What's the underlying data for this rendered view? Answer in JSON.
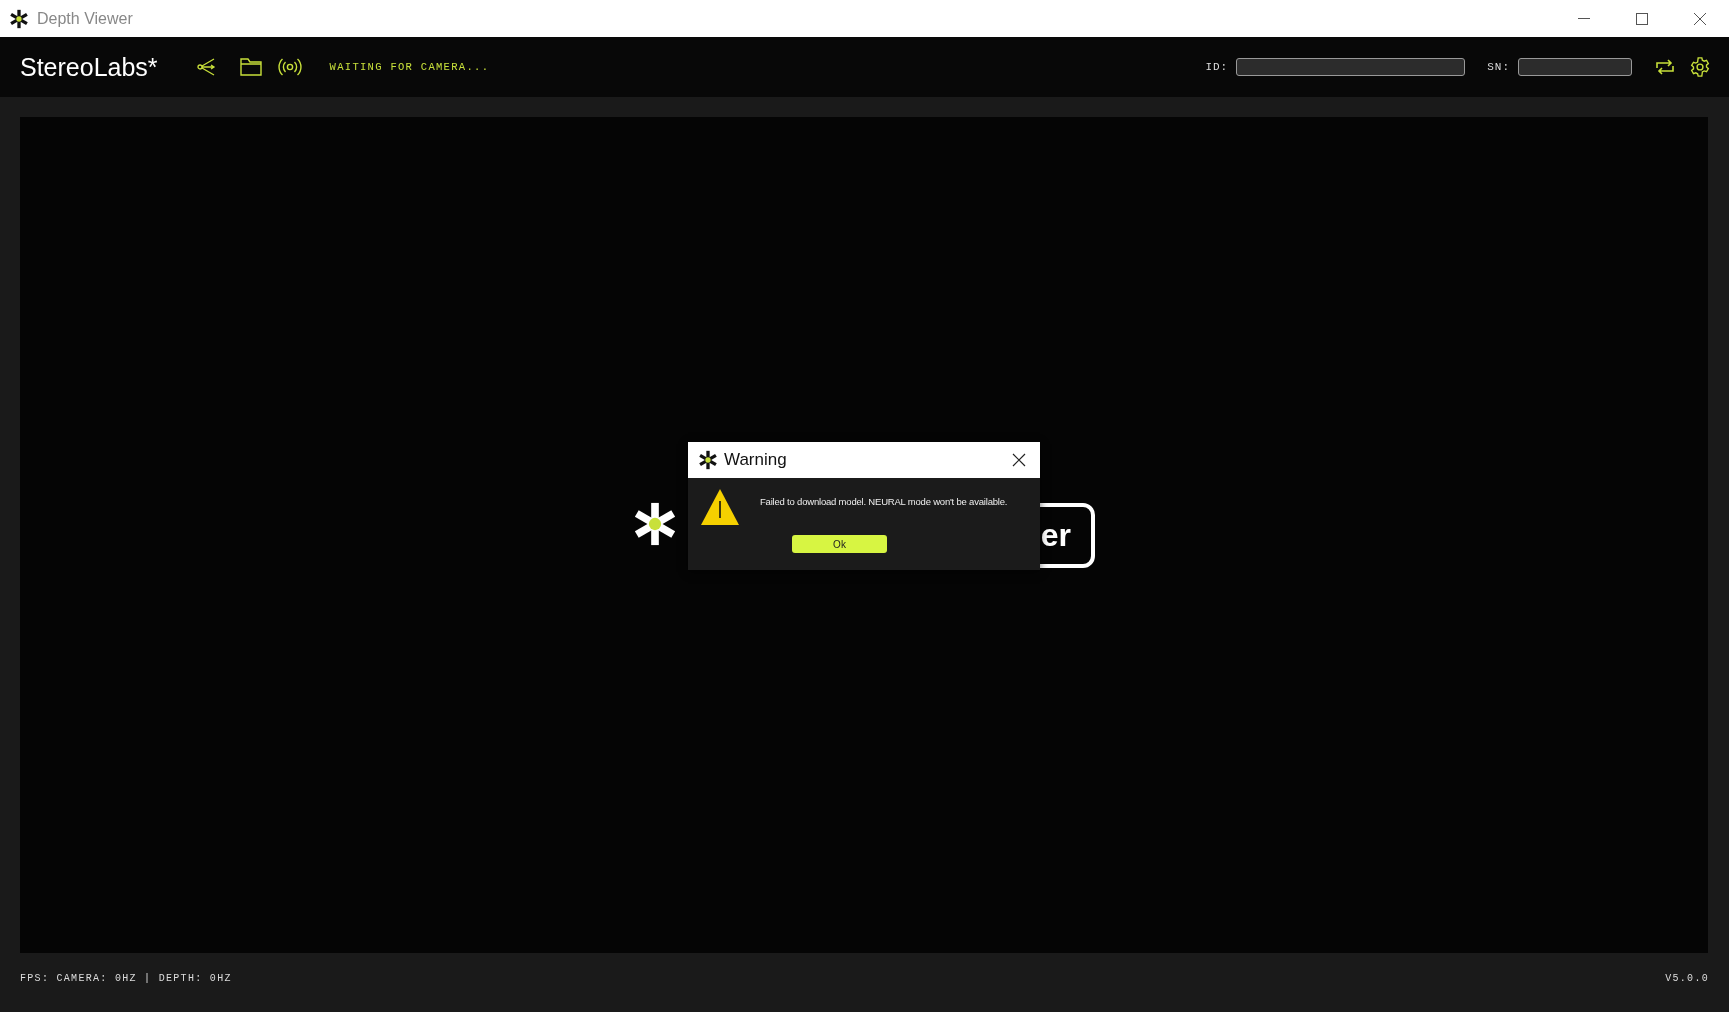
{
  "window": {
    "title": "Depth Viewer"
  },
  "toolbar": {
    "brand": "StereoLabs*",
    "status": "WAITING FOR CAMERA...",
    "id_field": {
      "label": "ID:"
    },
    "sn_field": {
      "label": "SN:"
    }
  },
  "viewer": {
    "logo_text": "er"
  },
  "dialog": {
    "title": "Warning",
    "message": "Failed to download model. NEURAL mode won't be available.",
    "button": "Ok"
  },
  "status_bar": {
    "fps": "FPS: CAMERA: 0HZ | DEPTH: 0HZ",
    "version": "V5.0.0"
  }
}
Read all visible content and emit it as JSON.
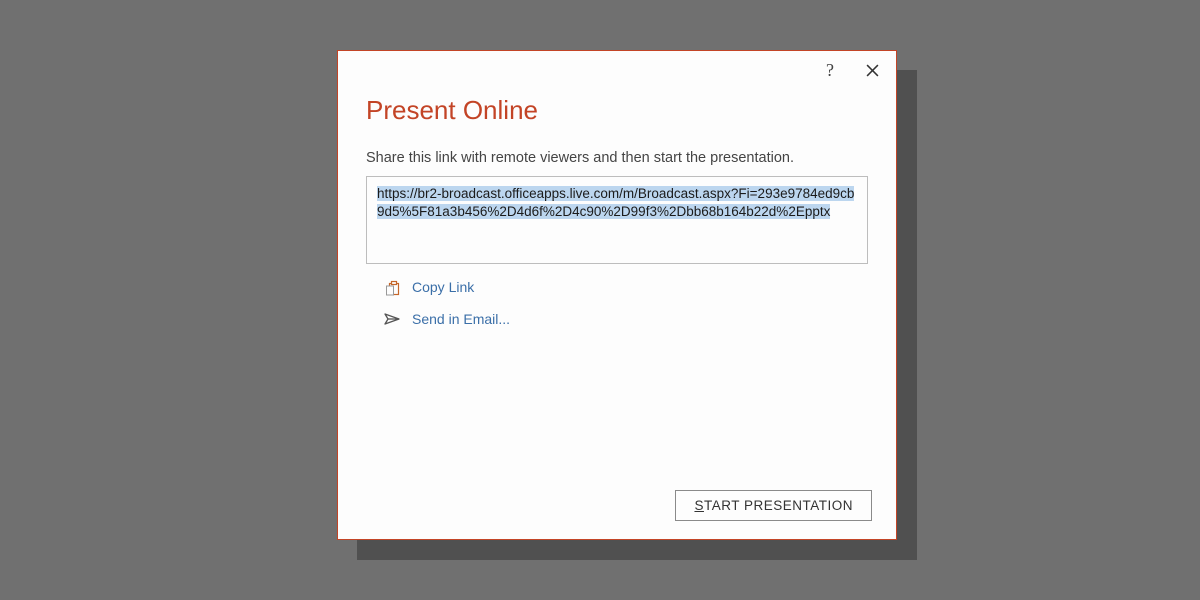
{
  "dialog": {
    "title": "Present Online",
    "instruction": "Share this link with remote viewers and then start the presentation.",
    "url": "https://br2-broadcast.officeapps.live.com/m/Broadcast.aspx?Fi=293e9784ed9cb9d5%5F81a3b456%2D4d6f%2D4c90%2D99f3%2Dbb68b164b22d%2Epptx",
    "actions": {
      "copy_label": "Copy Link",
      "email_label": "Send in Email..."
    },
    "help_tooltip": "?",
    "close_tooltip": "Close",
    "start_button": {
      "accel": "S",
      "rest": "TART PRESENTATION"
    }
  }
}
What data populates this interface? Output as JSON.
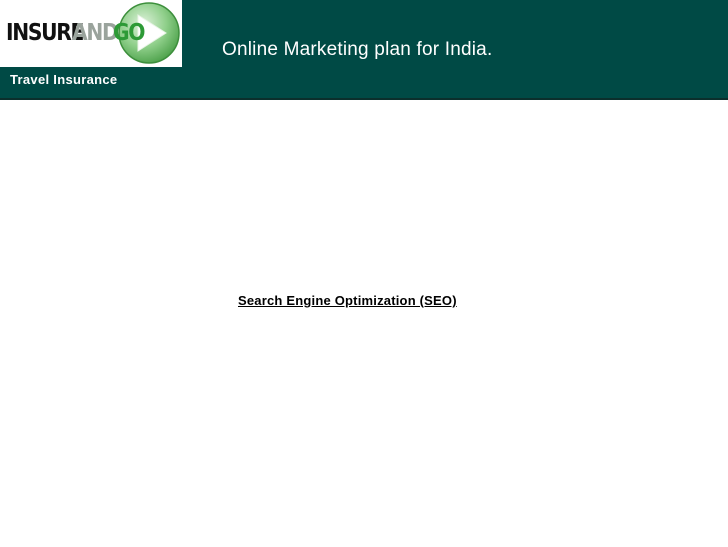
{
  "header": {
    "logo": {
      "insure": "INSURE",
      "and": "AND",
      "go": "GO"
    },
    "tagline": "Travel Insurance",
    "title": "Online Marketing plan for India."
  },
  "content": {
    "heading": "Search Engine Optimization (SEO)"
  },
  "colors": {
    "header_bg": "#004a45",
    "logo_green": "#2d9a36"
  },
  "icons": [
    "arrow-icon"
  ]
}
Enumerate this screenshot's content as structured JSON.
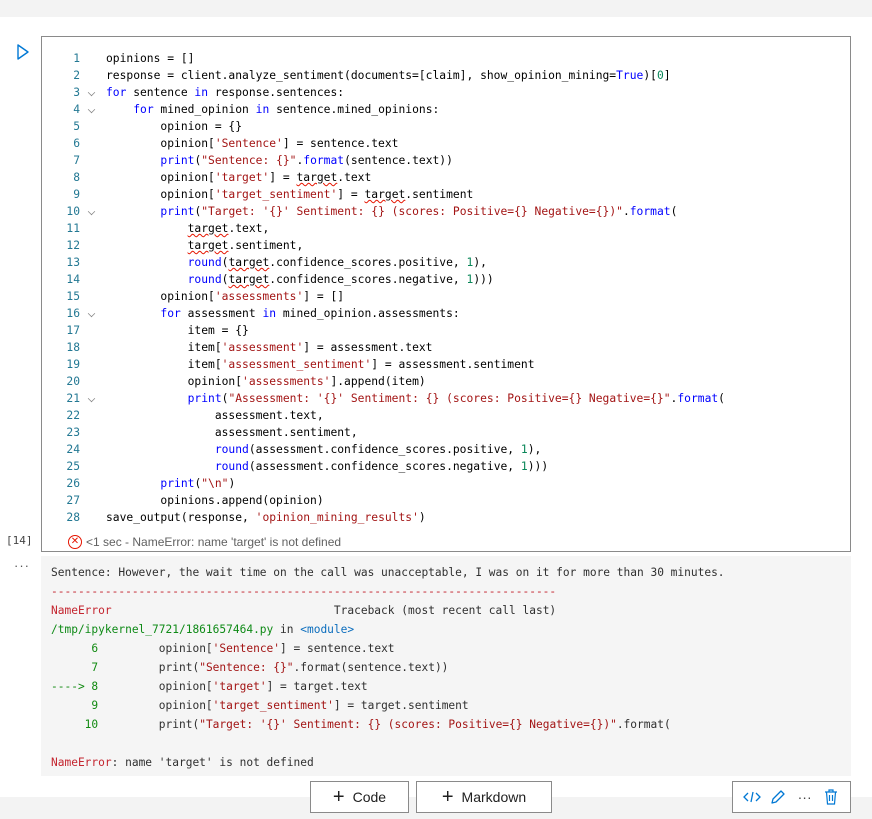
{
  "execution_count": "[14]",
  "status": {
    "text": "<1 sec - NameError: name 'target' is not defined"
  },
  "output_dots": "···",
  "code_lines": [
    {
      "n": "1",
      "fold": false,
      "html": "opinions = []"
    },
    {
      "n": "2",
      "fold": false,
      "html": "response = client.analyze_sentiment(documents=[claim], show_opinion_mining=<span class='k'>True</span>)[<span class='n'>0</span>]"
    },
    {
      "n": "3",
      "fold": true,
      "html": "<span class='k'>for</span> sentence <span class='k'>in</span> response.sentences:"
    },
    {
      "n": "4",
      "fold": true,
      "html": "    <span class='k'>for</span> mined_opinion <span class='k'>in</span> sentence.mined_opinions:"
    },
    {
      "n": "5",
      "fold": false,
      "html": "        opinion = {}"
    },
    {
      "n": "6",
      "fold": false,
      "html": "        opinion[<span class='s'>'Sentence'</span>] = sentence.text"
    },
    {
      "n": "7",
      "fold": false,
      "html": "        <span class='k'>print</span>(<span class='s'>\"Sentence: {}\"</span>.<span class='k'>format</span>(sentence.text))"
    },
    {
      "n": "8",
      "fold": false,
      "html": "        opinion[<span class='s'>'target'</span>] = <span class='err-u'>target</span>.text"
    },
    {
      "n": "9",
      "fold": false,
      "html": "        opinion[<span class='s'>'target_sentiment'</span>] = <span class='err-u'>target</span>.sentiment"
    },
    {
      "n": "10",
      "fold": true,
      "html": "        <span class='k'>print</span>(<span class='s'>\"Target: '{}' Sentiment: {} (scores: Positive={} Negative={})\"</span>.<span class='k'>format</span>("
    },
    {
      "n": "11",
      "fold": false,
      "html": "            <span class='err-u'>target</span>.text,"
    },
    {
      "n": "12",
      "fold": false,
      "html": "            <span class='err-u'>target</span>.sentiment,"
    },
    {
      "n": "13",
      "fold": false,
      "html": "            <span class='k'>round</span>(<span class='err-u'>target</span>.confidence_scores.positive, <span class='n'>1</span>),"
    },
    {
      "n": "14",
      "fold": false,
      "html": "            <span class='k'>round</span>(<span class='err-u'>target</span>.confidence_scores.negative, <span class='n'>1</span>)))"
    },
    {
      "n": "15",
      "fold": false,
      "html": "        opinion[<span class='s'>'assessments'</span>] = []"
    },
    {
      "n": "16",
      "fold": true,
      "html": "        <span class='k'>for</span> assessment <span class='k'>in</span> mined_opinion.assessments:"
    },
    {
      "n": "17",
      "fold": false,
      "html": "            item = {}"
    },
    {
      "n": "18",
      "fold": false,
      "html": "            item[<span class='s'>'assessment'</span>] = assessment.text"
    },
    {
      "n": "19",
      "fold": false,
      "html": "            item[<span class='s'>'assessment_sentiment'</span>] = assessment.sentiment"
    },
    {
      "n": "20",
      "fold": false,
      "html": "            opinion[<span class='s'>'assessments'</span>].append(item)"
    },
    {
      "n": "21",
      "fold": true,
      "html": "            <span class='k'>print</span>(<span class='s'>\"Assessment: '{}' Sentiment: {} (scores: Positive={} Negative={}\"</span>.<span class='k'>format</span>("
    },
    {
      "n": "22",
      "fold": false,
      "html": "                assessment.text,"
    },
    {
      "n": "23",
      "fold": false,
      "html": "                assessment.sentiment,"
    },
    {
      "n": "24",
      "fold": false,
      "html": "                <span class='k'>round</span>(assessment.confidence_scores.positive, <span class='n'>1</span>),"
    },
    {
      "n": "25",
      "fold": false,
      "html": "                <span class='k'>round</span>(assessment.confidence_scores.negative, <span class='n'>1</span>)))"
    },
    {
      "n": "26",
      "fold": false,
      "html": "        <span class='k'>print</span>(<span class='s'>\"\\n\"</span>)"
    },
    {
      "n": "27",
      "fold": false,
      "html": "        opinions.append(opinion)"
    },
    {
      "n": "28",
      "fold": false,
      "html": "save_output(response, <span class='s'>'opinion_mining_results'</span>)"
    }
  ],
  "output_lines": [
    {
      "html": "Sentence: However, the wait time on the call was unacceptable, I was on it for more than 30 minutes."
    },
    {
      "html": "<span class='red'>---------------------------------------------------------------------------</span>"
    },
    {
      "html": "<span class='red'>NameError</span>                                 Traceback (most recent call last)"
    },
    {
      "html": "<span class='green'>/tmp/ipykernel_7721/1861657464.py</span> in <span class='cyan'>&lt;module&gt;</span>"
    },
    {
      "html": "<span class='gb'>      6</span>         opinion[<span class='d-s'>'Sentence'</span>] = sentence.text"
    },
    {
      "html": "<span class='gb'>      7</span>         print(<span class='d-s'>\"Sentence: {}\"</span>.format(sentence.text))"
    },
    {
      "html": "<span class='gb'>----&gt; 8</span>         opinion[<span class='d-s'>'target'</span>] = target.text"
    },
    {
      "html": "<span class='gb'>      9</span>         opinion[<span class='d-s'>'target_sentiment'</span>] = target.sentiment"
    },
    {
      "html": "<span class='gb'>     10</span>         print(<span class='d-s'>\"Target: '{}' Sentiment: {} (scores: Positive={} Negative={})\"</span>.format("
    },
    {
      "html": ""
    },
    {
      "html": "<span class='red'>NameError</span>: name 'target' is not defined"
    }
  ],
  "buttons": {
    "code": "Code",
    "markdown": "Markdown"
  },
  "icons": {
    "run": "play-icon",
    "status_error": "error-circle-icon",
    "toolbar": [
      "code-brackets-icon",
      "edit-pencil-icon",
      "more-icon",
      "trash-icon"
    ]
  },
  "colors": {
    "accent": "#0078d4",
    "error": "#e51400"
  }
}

== == ==

*PROBLEM*
Omit the pictures, then quote the rest of the material above exactly.

*EXERCISE RESPONSE*
What's the underlying data for this rendered view? Answer in JSON.
{
  "window": {
    "title": "Depth Viewer"
  },
  "toolbar": {
    "brand": "StereoLabs*",
    "status": "WAITING FOR CAMERA...",
    "id_field": {
      "label": "ID:"
    },
    "sn_field": {
      "label": "SN:"
    }
  },
  "viewer": {
    "logo_text": "er"
  },
  "dialog": {
    "title": "Warning",
    "message": "Failed to download model. NEURAL mode won't be available.",
    "button": "Ok"
  },
  "status_bar": {
    "fps": "FPS: CAMERA: 0HZ | DEPTH: 0HZ",
    "version": "V5.0.0"
  }
}
Read all visible content and emit it as JSON.
{
  "dialog": {
    "title": "Present Online",
    "instruction": "Share this link with remote viewers and then start the presentation.",
    "url": "https://br2-broadcast.officeapps.live.com/m/Broadcast.aspx?Fi=293e9784ed9cb9d5%5F81a3b456%2D4d6f%2D4c90%2D99f3%2Dbb68b164b22d%2Epptx",
    "actions": {
      "copy_label": "Copy Link",
      "email_label": "Send in Email..."
    },
    "help_tooltip": "?",
    "close_tooltip": "Close",
    "start_button": {
      "accel": "S",
      "rest": "TART PRESENTATION"
    }
  }
}
What data populates this interface? Output as JSON.
{
  "header": {
    "logo": {
      "insure": "INSURE",
      "and": "AND",
      "go": "GO"
    },
    "tagline": "Travel Insurance",
    "title": "Online Marketing plan for India."
  },
  "content": {
    "heading": "Search Engine Optimization (SEO)"
  },
  "colors": {
    "header_bg": "#004a45",
    "logo_green": "#2d9a36"
  },
  "icons": [
    "arrow-icon"
  ]
}
Enumerate this screenshot's content as structured JSON.
{
  "execution_count": "[14]",
  "status": {
    "text": "<1 sec - NameError: name 'target' is not defined"
  },
  "output_dots": "···",
  "code_lines": [
    {
      "n": "1",
      "fold": false,
      "html": "opinions = []"
    },
    {
      "n": "2",
      "fold": false,
      "html": "response = client.analyze_sentiment(documents=[claim], show_opinion_mining=<span class='k'>True</span>)[<span class='n'>0</span>]"
    },
    {
      "n": "3",
      "fold": true,
      "html": "<span class='k'>for</span> sentence <span class='k'>in</span> response.sentences:"
    },
    {
      "n": "4",
      "fold": true,
      "html": "    <span class='k'>for</span> mined_opinion <span class='k'>in</span> sentence.mined_opinions:"
    },
    {
      "n": "5",
      "fold": false,
      "html": "        opinion = {}"
    },
    {
      "n": "6",
      "fold": false,
      "html": "        opinion[<span class='s'>'Sentence'</span>] = sentence.text"
    },
    {
      "n": "7",
      "fold": false,
      "html": "        <span class='k'>print</span>(<span class='s'>\"Sentence: {}\"</span>.<span class='k'>format</span>(sentence.text))"
    },
    {
      "n": "8",
      "fold": false,
      "html": "        opinion[<span class='s'>'target'</span>] = <span class='err-u'>target</span>.text"
    },
    {
      "n": "9",
      "fold": false,
      "html": "        opinion[<span class='s'>'target_sentiment'</span>] = <span class='err-u'>target</span>.sentiment"
    },
    {
      "n": "10",
      "fold": true,
      "html": "        <span class='k'>print</span>(<span class='s'>\"Target: '{}' Sentiment: {} (scores: Positive={} Negative={})\"</span>.<span class='k'>format</span>("
    },
    {
      "n": "11",
      "fold": false,
      "html": "            <span class='err-u'>target</span>.text,"
    },
    {
      "n": "12",
      "fold": false,
      "html": "            <span class='err-u'>target</span>.sentiment,"
    },
    {
      "n": "13",
      "fold": false,
      "html": "            <span class='k'>round</span>(<span class='err-u'>target</span>.confidence_scores.positive, <span class='n'>1</span>),"
    },
    {
      "n": "14",
      "fold": false,
      "html": "            <span class='k'>round</span>(<span class='err-u'>target</span>.confidence_scores.negative, <span class='n'>1</span>)))"
    },
    {
      "n": "15",
      "fold": false,
      "html": "        opinion[<span class='s'>'assessments'</span>] = []"
    },
    {
      "n": "16",
      "fold": true,
      "html": "        <span class='k'>for</span> assessment <span class='k'>in</span> mined_opinion.assessments:"
    },
    {
      "n": "17",
      "fold": false,
      "html": "            item = {}"
    },
    {
      "n": "18",
      "fold": false,
      "html": "            item[<span class='s'>'assessment'</span>] = assessment.text"
    },
    {
      "n": "19",
      "fold": false,
      "html": "            item[<span class='s'>'assessment_sentiment'</span>] = assessment.sentiment"
    },
    {
      "n": "20",
      "fold": false,
      "html": "            opinion[<span class='s'>'assessments'</span>].append(item)"
    },
    {
      "n": "21",
      "fold": true,
      "html": "            <span class='k'>print</span>(<span class='s'>\"Assessment: '{}' Sentiment: {} (scores: Positive={} Negative={}\"</span>.<span class='k'>format</span>("
    },
    {
      "n": "22",
      "fold": false,
      "html": "                assessment.text,"
    },
    {
      "n": "23",
      "fold": false,
      "html": "                assessment.sentiment,"
    },
    {
      "n": "24",
      "fold": false,
      "html": "                <span class='k'>round</span>(assessment.confidence_scores.positive, <span class='n'>1</span>),"
    },
    {
      "n": "25",
      "fold": false,
      "html": "                <span class='k'>round</span>(assessment.confidence_scores.negative, <span class='n'>1</span>)))"
    },
    {
      "n": "26",
      "fold": false,
      "html": "        <span class='k'>print</span>(<span class='s'>\"\\n\"</span>)"
    },
    {
      "n": "27",
      "fold": false,
      "html": "        opinions.append(opinion)"
    },
    {
      "n": "28",
      "fold": false,
      "html": "save_output(response, <span class='s'>'opinion_mining_results'</span>)"
    }
  ],
  "output_lines": [
    {
      "html": "Sentence: However, the wait time on the call was unacceptable, I was on it for more than 30 minutes."
    },
    {
      "html": "<span class='red'>---------------------------------------------------------------------------</span>"
    },
    {
      "html": "<span class='red'>NameError</span>                                 Traceback (most recent call last)"
    },
    {
      "html": "<span class='green'>/tmp/ipykernel_7721/1861657464.py</span> in <span class='cyan'>&lt;module&gt;</span>"
    },
    {
      "html": "<span class='gb'>      6</span>         opinion[<span class='d-s'>'Sentence'</span>] = sentence.text"
    },
    {
      "html": "<span class='gb'>      7</span>         print(<span class='d-s'>\"Sentence: {}\"</span>.format(sentence.text))"
    },
    {
      "html": "<span class='gb'>----&gt; 8</span>         opinion[<span class='d-s'>'target'</span>] = target.text"
    },
    {
      "html": "<span class='gb'>      9</span>         opinion[<span class='d-s'>'target_sentiment'</span>] = target.sentiment"
    },
    {
      "html": "<span class='gb'>     10</span>         print(<span class='d-s'>\"Target: '{}' Sentiment: {} (scores: Positive={} Negative={})\"</span>.format("
    },
    {
      "html": ""
    },
    {
      "html": "<span class='red'>NameError</span>: name 'target' is not defined"
    }
  ],
  "buttons": {
    "code": "Code",
    "markdown": "Markdown"
  },
  "icons": {
    "run": "play-icon",
    "status_error": "error-circle-icon",
    "toolbar": [
      "code-brackets-icon",
      "edit-pencil-icon",
      "more-icon",
      "trash-icon"
    ]
  },
  "colors": {
    "accent": "#0078d4",
    "error": "#e51400"
  }
}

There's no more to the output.